[Problem requirements] Each entry must appear again exactly as it does in the source.
— start Given records —
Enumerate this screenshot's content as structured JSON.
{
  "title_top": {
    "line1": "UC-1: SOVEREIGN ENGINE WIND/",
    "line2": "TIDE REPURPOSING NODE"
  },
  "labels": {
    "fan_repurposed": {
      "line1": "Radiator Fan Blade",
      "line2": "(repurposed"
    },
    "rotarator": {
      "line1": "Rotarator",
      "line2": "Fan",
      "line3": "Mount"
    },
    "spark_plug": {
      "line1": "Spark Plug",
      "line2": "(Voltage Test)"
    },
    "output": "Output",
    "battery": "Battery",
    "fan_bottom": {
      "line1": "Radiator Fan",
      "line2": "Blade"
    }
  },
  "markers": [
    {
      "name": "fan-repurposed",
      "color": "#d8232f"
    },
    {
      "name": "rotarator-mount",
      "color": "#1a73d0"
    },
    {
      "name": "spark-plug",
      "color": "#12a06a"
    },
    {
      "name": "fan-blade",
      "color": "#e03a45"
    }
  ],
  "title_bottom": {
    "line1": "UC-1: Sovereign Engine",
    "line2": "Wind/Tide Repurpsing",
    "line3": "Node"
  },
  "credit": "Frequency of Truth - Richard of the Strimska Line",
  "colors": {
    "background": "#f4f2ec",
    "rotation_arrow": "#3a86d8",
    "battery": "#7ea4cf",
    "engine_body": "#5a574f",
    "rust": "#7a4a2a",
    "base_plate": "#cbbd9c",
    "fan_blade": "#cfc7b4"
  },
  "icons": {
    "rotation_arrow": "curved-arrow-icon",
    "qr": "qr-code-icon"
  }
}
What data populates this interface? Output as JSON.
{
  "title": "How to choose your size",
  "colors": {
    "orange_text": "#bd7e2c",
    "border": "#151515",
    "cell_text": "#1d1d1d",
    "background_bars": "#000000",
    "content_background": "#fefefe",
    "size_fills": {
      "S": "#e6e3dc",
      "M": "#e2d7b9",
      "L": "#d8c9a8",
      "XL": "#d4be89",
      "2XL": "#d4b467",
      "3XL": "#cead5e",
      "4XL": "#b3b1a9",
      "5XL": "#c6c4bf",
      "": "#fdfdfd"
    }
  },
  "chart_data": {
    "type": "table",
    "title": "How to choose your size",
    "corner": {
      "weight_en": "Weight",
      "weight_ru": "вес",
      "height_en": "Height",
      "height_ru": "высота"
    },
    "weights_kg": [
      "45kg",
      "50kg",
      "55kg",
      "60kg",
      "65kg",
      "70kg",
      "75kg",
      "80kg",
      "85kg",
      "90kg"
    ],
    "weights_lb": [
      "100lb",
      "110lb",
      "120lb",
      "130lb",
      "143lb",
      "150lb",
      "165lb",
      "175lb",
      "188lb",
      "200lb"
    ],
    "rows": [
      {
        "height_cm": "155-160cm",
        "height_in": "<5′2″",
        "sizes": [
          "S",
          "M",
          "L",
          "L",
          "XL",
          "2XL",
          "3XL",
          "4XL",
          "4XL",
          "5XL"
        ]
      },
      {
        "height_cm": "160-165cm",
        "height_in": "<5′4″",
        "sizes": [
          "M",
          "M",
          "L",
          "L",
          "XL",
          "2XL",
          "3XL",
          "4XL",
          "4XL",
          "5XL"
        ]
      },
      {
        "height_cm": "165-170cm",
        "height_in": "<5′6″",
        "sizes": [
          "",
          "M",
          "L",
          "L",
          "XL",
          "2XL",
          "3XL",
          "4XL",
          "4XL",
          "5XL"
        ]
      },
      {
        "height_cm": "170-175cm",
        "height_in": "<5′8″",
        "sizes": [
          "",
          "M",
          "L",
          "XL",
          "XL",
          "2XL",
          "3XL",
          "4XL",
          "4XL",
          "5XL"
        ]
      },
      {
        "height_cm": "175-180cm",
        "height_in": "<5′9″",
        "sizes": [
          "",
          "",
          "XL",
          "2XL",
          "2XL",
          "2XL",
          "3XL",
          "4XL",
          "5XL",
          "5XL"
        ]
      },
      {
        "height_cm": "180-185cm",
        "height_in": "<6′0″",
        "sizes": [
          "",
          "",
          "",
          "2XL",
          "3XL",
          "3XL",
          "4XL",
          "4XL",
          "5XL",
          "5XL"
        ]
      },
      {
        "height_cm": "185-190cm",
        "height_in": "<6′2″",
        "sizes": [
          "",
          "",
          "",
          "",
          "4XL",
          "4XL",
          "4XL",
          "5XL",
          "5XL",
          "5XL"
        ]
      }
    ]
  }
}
— end Given records —
[The result]
Enumerate this screenshot's content as structured JSON.
{
  "title_top": {
    "line1": "UC-1: SOVEREIGN ENGINE WIND/",
    "line2": "TIDE REPURPOSING NODE"
  },
  "labels": {
    "fan_repurposed": {
      "line1": "Radiator Fan Blade",
      "line2": "(repurposed"
    },
    "rotarator": {
      "line1": "Rotarator",
      "line2": "Fan",
      "line3": "Mount"
    },
    "spark_plug": {
      "line1": "Spark Plug",
      "line2": "(Voltage Test)"
    },
    "output": "Output",
    "battery": "Battery",
    "fan_bottom": {
      "line1": "Radiator Fan",
      "line2": "Blade"
    }
  },
  "markers": [
    {
      "name": "fan-repurposed",
      "color": "#d8232f"
    },
    {
      "name": "rotarator-mount",
      "color": "#1a73d0"
    },
    {
      "name": "spark-plug",
      "color": "#12a06a"
    },
    {
      "name": "fan-blade",
      "color": "#e03a45"
    }
  ],
  "title_bottom": {
    "line1": "UC-1: Sovereign Engine",
    "line2": "Wind/Tide Repurpsing",
    "line3": "Node"
  },
  "credit": "Frequency of Truth - Richard of the Strimska Line",
  "colors": {
    "background": "#f4f2ec",
    "rotation_arrow": "#3a86d8",
    "battery": "#7ea4cf",
    "engine_body": "#5a574f",
    "rust": "#7a4a2a",
    "base_plate": "#cbbd9c",
    "fan_blade": "#cfc7b4"
  },
  "icons": {
    "rotation_arrow": "curved-arrow-icon",
    "qr": "qr-code-icon"
  }
}
What data populates this interface? Output as JSON.
{
  "title": "How to choose your size",
  "colors": {
    "orange_text": "#bd7e2c",
    "border": "#151515",
    "cell_text": "#1d1d1d",
    "background_bars": "#000000",
    "content_background": "#fefefe",
    "size_fills": {
      "S": "#e6e3dc",
      "M": "#e2d7b9",
      "L": "#d8c9a8",
      "XL": "#d4be89",
      "2XL": "#d4b467",
      "3XL": "#cead5e",
      "4XL": "#b3b1a9",
      "5XL": "#c6c4bf",
      "": "#fdfdfd"
    }
  },
  "chart_data": {
    "type": "table",
    "title": "How to choose your size",
    "corner": {
      "weight_en": "Weight",
      "weight_ru": "вес",
      "height_en": "Height",
      "height_ru": "высота"
    },
    "weights_kg": [
      "45kg",
      "50kg",
      "55kg",
      "60kg",
      "65kg",
      "70kg",
      "75kg",
      "80kg",
      "85kg",
      "90kg"
    ],
    "weights_lb": [
      "100lb",
      "110lb",
      "120lb",
      "130lb",
      "143lb",
      "150lb",
      "165lb",
      "175lb",
      "188lb",
      "200lb"
    ],
    "rows": [
      {
        "height_cm": "155-160cm",
        "height_in": "<5′2″",
        "sizes": [
          "S",
          "M",
          "L",
          "L",
          "XL",
          "2XL",
          "3XL",
          "4XL",
          "4XL",
          "5XL"
        ]
      },
      {
        "height_cm": "160-165cm",
        "height_in": "<5′4″",
        "sizes": [
          "M",
          "M",
          "L",
          "L",
          "XL",
          "2XL",
          "3XL",
          "4XL",
          "4XL",
          "5XL"
        ]
      },
      {
        "height_cm": "165-170cm",
        "height_in": "<5′6″",
        "sizes": [
          "",
          "M",
          "L",
          "L",
          "XL",
          "2XL",
          "3XL",
          "4XL",
          "4XL",
          "5XL"
        ]
      },
      {
        "height_cm": "170-175cm",
        "height_in": "<5′8″",
        "sizes": [
          "",
          "M",
          "L",
          "XL",
          "XL",
          "2XL",
          "3XL",
          "4XL",
          "4XL",
          "5XL"
        ]
      },
      {
        "height_cm": "175-180cm",
        "height_in": "<5′9″",
        "sizes": [
          "",
          "",
          "XL",
          "2XL",
          "2XL",
          "2XL",
          "3XL",
          "4XL",
          "5XL",
          "5XL"
        ]
      },
      {
        "height_cm": "180-185cm",
        "height_in": "<6′0″",
        "sizes": [
          "",
          "",
          "",
          "2XL",
          "3XL",
          "3XL",
          "4XL",
          "4XL",
          "5XL",
          "5XL"
        ]
      },
      {
        "height_cm": "185-190cm",
        "height_in": "<6′2″",
        "sizes": [
          "",
          "",
          "",
          "",
          "4XL",
          "4XL",
          "4XL",
          "5XL",
          "5XL",
          "5XL"
        ]
      }
    ]
  }
}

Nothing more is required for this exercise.